• **Instructions to follow**
In the listing below, locate every line that contains the string "editor" and copy each of those lines in full. Treat the match as case-sensitive.

———

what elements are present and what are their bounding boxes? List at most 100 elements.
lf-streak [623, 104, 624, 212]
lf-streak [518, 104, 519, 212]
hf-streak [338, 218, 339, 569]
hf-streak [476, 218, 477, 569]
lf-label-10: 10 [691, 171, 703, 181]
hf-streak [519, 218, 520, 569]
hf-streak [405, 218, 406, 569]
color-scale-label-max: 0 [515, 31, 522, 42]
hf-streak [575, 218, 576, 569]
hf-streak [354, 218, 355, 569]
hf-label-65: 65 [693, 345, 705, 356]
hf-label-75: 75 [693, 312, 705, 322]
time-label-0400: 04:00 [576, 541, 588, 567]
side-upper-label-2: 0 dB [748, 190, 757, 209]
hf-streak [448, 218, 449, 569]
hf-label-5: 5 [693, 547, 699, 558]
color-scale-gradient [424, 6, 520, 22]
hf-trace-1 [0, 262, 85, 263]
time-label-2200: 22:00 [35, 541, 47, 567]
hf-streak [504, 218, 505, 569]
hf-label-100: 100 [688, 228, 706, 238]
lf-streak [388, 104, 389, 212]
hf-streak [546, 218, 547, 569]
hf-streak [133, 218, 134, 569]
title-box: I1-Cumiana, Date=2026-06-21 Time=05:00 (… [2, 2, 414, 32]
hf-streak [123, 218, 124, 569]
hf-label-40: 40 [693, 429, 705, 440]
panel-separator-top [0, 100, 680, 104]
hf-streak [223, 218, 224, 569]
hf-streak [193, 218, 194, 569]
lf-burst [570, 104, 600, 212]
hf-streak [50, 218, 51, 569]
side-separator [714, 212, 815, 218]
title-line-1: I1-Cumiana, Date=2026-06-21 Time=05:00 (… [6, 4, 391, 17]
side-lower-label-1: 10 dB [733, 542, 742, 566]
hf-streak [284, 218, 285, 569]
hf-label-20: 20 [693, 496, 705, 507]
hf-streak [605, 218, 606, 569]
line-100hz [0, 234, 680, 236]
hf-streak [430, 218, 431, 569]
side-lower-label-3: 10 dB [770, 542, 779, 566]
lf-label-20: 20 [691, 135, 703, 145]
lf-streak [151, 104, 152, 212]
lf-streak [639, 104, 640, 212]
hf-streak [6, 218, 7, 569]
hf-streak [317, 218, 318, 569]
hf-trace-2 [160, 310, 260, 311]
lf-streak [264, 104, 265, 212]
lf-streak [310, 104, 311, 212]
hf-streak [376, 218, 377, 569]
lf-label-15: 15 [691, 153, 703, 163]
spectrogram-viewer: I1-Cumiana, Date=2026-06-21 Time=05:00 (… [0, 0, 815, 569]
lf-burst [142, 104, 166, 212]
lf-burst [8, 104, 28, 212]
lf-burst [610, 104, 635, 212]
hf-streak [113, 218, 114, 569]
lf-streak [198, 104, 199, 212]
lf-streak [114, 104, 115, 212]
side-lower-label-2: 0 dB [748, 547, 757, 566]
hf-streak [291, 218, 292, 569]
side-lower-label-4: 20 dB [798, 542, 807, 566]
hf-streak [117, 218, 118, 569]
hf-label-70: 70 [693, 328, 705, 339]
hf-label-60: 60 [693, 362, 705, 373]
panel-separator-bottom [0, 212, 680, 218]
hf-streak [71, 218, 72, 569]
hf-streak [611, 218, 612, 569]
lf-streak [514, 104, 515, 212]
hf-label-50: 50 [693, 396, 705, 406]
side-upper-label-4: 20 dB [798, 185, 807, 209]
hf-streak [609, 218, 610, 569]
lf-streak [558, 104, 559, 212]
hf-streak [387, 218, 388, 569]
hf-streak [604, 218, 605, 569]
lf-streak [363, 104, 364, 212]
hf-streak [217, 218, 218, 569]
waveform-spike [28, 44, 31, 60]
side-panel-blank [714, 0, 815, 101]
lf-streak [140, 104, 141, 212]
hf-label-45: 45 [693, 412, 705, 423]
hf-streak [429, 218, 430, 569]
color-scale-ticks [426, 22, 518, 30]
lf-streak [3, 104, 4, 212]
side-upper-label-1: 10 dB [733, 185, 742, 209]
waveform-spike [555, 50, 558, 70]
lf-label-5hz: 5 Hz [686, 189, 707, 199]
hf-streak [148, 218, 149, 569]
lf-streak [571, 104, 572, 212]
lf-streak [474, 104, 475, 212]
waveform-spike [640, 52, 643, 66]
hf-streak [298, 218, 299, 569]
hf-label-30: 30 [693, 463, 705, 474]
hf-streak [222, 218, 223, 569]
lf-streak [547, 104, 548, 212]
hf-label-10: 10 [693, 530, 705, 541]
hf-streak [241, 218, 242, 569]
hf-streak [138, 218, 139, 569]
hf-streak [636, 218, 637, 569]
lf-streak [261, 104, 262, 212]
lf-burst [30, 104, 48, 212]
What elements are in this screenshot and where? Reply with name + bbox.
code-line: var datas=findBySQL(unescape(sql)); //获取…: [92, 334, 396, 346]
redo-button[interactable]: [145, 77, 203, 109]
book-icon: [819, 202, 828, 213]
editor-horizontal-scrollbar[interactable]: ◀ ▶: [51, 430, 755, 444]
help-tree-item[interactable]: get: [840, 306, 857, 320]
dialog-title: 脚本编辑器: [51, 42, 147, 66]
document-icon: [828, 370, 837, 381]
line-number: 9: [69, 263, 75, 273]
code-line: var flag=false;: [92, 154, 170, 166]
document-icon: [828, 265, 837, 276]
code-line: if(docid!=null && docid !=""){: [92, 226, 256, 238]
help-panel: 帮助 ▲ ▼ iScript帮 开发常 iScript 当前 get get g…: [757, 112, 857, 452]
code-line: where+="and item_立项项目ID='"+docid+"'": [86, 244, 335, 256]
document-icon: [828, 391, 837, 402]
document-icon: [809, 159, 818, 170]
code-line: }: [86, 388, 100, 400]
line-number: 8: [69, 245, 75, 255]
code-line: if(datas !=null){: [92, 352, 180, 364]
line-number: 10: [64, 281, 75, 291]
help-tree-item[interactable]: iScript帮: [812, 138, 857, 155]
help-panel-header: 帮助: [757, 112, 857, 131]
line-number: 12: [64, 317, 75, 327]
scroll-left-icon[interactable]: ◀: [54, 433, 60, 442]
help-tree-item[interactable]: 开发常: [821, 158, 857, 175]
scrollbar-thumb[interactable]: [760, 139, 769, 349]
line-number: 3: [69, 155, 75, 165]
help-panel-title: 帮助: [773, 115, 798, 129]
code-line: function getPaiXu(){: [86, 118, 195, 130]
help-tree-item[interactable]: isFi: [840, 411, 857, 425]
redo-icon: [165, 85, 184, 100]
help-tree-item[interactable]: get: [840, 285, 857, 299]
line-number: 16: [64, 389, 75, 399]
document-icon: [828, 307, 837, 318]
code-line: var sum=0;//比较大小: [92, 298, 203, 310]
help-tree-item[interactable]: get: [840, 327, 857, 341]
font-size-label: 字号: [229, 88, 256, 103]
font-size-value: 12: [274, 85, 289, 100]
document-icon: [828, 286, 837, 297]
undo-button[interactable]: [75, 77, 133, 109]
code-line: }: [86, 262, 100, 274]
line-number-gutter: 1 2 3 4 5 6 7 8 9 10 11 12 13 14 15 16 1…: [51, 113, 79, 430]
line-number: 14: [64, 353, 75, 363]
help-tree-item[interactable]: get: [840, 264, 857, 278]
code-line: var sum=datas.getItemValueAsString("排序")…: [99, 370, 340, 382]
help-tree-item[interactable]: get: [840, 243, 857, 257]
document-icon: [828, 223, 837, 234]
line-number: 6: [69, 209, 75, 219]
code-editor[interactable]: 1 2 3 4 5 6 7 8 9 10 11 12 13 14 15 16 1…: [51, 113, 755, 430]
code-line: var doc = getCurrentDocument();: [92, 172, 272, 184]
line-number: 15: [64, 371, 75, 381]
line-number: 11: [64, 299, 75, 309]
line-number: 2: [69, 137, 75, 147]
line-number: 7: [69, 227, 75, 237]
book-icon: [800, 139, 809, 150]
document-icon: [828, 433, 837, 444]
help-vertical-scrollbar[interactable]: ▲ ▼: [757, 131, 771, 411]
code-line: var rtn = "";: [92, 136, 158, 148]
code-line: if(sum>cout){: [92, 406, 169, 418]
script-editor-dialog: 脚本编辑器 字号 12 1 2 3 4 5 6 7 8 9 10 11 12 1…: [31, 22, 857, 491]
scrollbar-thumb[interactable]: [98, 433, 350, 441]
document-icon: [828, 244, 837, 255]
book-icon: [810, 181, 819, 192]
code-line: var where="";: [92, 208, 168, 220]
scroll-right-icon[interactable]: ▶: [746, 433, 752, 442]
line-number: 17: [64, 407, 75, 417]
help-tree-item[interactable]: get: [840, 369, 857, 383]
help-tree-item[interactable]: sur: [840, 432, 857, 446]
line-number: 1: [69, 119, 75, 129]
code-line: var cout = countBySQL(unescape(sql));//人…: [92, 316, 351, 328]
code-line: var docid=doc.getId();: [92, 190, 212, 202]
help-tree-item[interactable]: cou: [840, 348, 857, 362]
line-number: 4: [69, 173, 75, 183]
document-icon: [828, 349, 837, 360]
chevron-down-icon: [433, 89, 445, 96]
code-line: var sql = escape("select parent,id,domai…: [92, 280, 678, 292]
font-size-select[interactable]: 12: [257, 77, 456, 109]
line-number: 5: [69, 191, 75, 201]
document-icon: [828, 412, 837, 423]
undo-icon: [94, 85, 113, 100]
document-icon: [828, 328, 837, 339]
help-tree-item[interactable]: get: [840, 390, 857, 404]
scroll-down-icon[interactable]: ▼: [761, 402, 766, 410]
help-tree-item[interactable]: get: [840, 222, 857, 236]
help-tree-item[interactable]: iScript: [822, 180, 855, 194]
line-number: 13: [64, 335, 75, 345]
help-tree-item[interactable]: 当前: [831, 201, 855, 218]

———

• **Exercise solution**
editor-horizontal-scrollbar[interactable]: ◀ ▶: [51, 430, 755, 444]
code-editor[interactable]: 1 2 3 4 5 6 7 8 9 10 11 12 13 14 15 16 1…: [51, 113, 755, 430]
script-editor-dialog: 脚本编辑器 字号 12 1 2 3 4 5 6 7 8 9 10 11 12 1…: [31, 22, 857, 491]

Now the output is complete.